- Records for this task:
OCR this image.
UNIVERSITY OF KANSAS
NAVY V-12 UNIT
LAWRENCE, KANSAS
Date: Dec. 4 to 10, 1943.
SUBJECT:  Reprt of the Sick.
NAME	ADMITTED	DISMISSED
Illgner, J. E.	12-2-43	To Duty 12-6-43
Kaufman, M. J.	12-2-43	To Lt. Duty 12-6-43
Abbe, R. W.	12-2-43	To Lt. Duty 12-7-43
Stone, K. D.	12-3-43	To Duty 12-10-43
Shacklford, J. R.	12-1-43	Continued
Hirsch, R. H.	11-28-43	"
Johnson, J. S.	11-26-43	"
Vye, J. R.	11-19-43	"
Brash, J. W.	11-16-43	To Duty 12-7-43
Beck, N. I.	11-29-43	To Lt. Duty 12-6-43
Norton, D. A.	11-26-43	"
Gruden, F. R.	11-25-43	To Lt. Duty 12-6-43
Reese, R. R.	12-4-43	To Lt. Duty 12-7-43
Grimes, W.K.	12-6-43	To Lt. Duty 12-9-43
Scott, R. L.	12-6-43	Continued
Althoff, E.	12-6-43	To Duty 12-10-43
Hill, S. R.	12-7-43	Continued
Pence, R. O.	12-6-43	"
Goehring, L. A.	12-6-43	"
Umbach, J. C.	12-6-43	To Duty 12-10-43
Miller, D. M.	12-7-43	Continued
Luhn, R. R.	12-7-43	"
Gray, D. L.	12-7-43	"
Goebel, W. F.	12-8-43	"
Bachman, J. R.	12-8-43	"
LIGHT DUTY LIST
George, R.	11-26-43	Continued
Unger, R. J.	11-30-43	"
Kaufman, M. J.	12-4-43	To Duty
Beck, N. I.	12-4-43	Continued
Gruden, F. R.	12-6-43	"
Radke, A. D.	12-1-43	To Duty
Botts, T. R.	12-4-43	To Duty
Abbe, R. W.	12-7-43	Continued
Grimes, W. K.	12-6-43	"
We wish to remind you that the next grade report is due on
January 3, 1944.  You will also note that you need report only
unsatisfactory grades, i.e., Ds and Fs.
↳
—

- Exercise instructions: Each of the records should be retyped exactly.

- Completed task:
OCR this image.
UNIVERSITY OF KANSAS
NAVY V-12 UNIT
LAWRENCE, KANSAS
Date: Dec. 4 to 10, 1943.
SUBJECT:  Reprt of the Sick.
NAME	ADMITTED	DISMISSED
Illgner, J. E.	12-2-43	To Duty 12-6-43
Kaufman, M. J.	12-2-43	To Lt. Duty 12-6-43
Abbe, R. W.	12-2-43	To Lt. Duty 12-7-43
Stone, K. D.	12-3-43	To Duty 12-10-43
Shacklford, J. R.	12-1-43	Continued
Hirsch, R. H.	11-28-43	"
Johnson, J. S.	11-26-43	"
Vye, J. R.	11-19-43	"
Brash, J. W.	11-16-43	To Duty 12-7-43
Beck, N. I.	11-29-43	To Lt. Duty 12-6-43
Norton, D. A.	11-26-43	"
Gruden, F. R.	11-25-43	To Lt. Duty 12-6-43
Reese, R. R.	12-4-43	To Lt. Duty 12-7-43
Grimes, W.K.	12-6-43	To Lt. Duty 12-9-43
Scott, R. L.	12-6-43	Continued
Althoff, E.	12-6-43	To Duty 12-10-43
Hill, S. R.	12-7-43	Continued
Pence, R. O.	12-6-43	"
Goehring, L. A.	12-6-43	"
Umbach, J. C.	12-6-43	To Duty 12-10-43
Miller, D. M.	12-7-43	Continued
Luhn, R. R.	12-7-43	"
Gray, D. L.	12-7-43	"
Goebel, W. F.	12-8-43	"
Bachman, J. R.	12-8-43	"
LIGHT DUTY LIST
George, R.	11-26-43	Continued
Unger, R. J.	11-30-43	"
Kaufman, M. J.	12-4-43	To Duty
Beck, N. I.	12-4-43	Continued
Gruden, F. R.	12-6-43	"
Radke, A. D.	12-1-43	To Duty
Botts, T. R.	12-4-43	To Duty
Abbe, R. W.	12-7-43	Continued
Grimes, W. K.	12-6-43	"
We wish to remind you that the next grade report is due on
January 3, 1944.  You will also note that you need report only
unsatisfactory grades, i.e., Ds and Fs.
↳
—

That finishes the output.